ゆる人の、口の端《は》におかかりでした。けれど、皆《み》んな、やっぱりその内心は、今様仙人とおなじ型だったのです。
 あなたはほんとによくお働きでした。あれではとてもたまりません、『青鞜《せいとう》』時代――「新婦人協会」時代――その間に御自分だけの生活としても、かなり複雑な――あなたの恋愛、母親となったあなた、それは一つひとつにはなすことの出来ない、あなたの思想と密接な関係のあったものとはいえ、時代にさきだって事にあたったあなたには、どの一つでも勇気と自信のいることでした。あなたのなさった事がみんな無意味でなく、空論ではありませんでした。
 もともと仙人とは空気を食べてたふうのものでしょうから、今様仙人が空論を吐くのは、ゆるすとして、その他の人が口だけで、とやかく蔑《さげ》すむのを憎みます。このごろ、あなたが衝《しょう》にあたってお出《いで》でないという事が、新婦人協会の内部《うちわ》もめをおこしたというのを聞き、今更と思う思いがいたしました。

*提供データ*:

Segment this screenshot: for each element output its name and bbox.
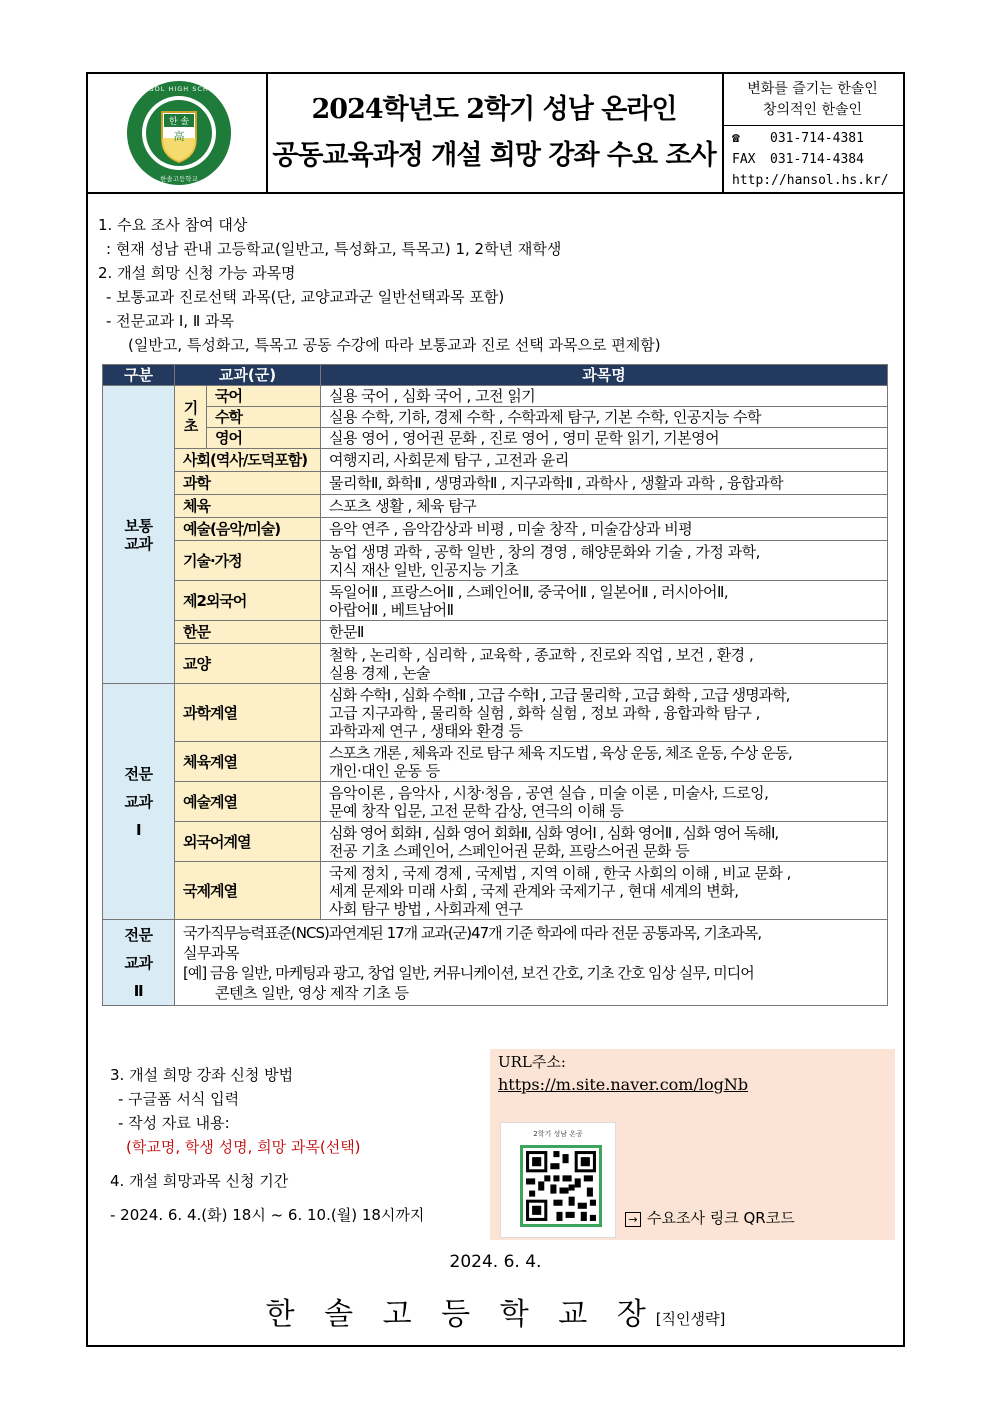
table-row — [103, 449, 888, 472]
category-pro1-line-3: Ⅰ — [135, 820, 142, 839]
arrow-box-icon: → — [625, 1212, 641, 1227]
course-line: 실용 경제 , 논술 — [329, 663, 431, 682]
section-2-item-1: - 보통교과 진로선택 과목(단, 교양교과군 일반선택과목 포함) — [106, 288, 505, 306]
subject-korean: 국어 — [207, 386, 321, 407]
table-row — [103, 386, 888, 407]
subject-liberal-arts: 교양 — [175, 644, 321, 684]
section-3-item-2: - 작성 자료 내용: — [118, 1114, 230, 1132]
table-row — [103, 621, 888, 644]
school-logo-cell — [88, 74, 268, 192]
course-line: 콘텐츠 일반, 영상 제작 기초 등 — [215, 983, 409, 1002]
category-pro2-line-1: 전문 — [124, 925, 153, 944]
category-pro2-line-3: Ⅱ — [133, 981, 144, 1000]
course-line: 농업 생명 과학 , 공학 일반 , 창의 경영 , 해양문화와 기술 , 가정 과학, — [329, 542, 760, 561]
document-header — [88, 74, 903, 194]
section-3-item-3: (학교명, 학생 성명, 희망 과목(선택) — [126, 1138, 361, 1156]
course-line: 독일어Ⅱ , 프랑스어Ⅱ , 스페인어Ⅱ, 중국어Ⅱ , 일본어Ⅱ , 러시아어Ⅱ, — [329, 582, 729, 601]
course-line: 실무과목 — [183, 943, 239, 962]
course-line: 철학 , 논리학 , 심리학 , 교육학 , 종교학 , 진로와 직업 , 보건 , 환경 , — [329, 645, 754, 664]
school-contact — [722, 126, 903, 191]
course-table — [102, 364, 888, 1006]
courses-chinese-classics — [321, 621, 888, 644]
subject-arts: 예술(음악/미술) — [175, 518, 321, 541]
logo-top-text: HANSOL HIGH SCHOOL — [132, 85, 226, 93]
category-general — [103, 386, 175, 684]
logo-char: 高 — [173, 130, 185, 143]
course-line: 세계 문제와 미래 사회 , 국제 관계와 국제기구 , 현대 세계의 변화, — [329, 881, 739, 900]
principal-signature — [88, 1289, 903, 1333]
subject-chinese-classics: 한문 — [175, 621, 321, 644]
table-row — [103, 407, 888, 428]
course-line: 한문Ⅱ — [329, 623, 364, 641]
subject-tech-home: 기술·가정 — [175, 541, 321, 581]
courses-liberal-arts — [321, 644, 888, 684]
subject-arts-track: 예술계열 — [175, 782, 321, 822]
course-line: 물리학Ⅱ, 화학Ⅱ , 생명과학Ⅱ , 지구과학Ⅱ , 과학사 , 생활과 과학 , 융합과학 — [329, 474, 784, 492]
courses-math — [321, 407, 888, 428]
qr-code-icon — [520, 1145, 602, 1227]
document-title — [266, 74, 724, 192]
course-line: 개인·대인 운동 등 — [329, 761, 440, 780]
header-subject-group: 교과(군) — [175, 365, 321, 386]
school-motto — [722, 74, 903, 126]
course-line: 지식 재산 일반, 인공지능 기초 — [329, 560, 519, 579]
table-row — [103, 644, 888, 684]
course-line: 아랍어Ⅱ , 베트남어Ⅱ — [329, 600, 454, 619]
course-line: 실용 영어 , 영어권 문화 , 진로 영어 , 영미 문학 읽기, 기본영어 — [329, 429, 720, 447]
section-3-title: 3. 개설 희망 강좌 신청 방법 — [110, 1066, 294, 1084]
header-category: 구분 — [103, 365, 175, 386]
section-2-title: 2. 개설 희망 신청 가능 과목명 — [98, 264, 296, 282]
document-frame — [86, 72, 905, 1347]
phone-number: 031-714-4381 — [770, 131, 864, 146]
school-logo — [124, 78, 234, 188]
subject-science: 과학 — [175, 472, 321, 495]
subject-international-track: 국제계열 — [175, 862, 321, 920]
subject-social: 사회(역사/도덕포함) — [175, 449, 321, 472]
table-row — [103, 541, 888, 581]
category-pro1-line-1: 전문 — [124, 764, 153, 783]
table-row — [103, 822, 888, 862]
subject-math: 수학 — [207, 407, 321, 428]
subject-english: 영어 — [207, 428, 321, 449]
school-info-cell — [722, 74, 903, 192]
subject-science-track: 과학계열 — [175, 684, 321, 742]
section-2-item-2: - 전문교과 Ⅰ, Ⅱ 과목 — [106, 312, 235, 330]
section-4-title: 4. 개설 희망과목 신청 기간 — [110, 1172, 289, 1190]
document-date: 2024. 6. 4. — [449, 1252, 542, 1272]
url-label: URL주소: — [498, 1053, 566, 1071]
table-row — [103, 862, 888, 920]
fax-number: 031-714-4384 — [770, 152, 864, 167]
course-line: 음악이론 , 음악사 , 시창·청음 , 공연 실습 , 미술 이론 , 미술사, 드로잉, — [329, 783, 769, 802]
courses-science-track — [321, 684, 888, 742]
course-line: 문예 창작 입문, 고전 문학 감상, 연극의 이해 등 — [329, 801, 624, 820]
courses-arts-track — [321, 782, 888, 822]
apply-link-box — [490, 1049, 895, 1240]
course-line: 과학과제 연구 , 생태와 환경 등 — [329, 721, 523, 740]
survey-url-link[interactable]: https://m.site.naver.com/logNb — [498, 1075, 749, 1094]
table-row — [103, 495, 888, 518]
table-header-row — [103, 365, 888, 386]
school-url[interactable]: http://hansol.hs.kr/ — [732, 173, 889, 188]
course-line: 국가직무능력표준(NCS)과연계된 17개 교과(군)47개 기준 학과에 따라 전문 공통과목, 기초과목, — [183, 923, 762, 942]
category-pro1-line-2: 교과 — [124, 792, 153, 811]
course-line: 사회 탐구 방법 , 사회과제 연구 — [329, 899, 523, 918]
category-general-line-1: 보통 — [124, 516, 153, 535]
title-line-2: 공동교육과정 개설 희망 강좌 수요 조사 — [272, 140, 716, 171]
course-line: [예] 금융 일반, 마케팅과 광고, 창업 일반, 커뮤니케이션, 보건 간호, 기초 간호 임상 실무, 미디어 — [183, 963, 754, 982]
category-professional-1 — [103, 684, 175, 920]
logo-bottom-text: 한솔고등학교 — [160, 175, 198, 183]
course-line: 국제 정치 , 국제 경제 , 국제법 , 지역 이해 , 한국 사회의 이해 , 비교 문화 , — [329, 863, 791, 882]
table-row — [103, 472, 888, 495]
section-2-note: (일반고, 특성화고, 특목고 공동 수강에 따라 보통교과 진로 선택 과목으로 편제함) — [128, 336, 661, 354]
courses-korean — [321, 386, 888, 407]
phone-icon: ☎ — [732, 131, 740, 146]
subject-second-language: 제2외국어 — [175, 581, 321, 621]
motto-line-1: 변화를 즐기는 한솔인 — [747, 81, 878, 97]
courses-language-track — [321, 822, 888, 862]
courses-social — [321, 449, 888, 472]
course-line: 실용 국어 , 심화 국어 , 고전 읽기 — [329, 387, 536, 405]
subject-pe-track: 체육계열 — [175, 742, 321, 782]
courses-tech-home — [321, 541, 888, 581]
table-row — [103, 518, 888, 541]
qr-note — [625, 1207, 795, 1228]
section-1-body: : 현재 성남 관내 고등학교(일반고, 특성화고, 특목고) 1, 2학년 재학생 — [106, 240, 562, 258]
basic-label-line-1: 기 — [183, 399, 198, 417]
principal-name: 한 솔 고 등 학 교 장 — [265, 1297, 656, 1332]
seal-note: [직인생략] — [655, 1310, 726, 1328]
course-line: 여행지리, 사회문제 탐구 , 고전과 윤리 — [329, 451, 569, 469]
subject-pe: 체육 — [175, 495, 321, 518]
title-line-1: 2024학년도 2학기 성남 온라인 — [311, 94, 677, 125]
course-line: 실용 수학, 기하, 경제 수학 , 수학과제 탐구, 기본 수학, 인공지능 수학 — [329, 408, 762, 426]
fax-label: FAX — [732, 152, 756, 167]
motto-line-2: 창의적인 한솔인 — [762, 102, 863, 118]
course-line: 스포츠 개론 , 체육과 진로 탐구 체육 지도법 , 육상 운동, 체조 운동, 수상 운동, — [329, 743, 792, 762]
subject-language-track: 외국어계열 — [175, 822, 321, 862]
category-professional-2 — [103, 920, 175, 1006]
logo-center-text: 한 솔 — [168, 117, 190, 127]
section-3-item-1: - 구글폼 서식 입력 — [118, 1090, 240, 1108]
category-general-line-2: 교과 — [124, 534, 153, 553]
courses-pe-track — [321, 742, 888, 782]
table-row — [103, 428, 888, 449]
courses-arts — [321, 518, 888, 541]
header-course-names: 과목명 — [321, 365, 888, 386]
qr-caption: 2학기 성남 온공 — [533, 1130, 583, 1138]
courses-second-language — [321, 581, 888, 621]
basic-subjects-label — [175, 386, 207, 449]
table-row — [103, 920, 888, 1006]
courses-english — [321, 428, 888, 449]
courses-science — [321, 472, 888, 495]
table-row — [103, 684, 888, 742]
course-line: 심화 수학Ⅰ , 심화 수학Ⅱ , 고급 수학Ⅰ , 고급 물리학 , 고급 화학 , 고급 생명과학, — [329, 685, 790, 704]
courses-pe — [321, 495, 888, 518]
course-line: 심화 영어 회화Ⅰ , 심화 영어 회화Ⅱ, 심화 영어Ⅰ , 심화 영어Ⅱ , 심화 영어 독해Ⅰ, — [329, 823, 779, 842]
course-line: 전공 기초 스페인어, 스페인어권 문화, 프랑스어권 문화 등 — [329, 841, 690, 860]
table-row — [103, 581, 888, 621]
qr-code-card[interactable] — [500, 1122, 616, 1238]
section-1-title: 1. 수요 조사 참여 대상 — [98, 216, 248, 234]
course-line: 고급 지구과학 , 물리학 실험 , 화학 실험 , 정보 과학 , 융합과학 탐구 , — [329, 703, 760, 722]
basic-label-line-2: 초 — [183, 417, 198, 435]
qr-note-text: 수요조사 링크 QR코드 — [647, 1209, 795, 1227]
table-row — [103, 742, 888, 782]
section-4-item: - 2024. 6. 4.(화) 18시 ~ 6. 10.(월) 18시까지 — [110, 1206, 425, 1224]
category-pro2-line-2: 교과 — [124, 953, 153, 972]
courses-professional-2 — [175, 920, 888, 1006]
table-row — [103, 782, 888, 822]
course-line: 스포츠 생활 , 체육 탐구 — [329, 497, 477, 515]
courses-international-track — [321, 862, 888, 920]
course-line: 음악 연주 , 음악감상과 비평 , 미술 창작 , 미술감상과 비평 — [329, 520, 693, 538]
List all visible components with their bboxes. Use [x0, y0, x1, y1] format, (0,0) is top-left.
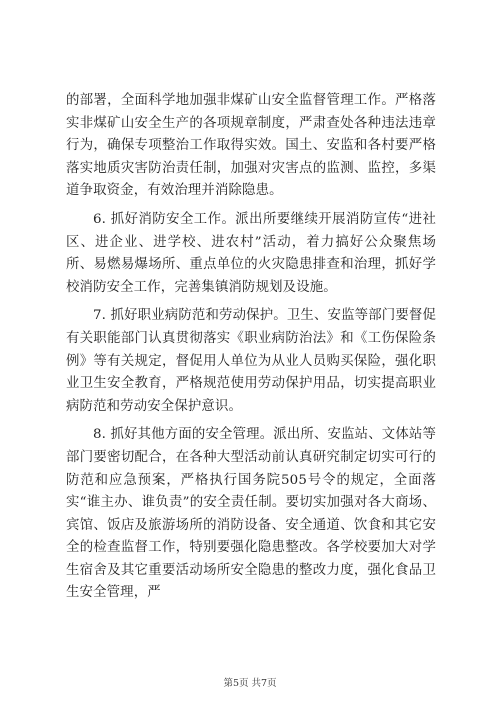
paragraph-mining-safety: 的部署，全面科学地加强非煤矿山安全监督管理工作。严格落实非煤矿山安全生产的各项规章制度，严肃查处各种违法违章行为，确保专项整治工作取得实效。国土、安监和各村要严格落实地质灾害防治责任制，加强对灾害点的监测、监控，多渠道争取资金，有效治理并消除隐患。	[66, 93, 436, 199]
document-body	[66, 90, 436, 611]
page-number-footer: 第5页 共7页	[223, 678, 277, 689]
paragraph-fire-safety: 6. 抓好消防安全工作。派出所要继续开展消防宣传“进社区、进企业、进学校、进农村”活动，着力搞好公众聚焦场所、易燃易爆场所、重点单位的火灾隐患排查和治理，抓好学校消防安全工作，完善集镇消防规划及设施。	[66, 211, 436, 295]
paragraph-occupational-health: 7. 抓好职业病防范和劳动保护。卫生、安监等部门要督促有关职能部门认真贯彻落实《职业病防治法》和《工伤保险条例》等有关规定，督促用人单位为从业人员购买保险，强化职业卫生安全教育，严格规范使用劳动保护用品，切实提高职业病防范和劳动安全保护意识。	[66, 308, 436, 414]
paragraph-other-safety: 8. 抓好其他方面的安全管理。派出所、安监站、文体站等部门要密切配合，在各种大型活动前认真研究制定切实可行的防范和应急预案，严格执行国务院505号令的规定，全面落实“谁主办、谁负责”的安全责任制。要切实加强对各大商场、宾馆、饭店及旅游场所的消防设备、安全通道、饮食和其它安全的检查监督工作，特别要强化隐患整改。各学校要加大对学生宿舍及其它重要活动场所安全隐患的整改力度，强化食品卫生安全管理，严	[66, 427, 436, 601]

*課題*:
1. 記録のうち、「table-row — [103, 449, 888, 472]」を含む行から書き始め、「school-logo-cell — [88, 74, 268, 192]」を含む行で止めて、そのとおりに書き写すこと。
2. 『青鞜』や新婦人協会での働きを語る文章の続きを書くこと。
文章と記録は互いに無関係である。

*解答*:
1.
table-row — [103, 449, 888, 472]
category-pro1-line-3: Ⅰ — [135, 820, 142, 839]
arrow-box-icon: → — [625, 1212, 641, 1227]
course-line: 실용 경제 , 논술 — [329, 663, 431, 682]
section-2-item-1: - 보통교과 진로선택 과목(단, 교양교과군 일반선택과목 포함) — [106, 288, 505, 306]
subject-korean: 국어 — [207, 386, 321, 407]
table-row — [103, 386, 888, 407]
subject-liberal-arts: 교양 — [175, 644, 321, 684]
section-3-item-2: - 작성 자료 내용: — [118, 1114, 230, 1132]
table-row — [103, 621, 888, 644]
school-logo-cell — [88, 74, 268, 192]

2.
       四

 らいてうさま、
 昨年、一昨年、一般社会に普選ということが問題とされ喧《かま》びすしかったおり、あなたもまた、婦人参政権を求め、婦人もまた一個の人間としての扱いを要求し、めざましい御活動で、各地を遊歴なさいましたその折にも、例の京童《きょうわらんべ》は、あなたのあれが商売だともうしました。商売とは、昔者《むかしもの》の言葉でいえば、世渡りの綱で、心にもない事も言って生活の代《しろ》を得る――というふうに、そうした言葉で、その折にもそうした意味に用いられました。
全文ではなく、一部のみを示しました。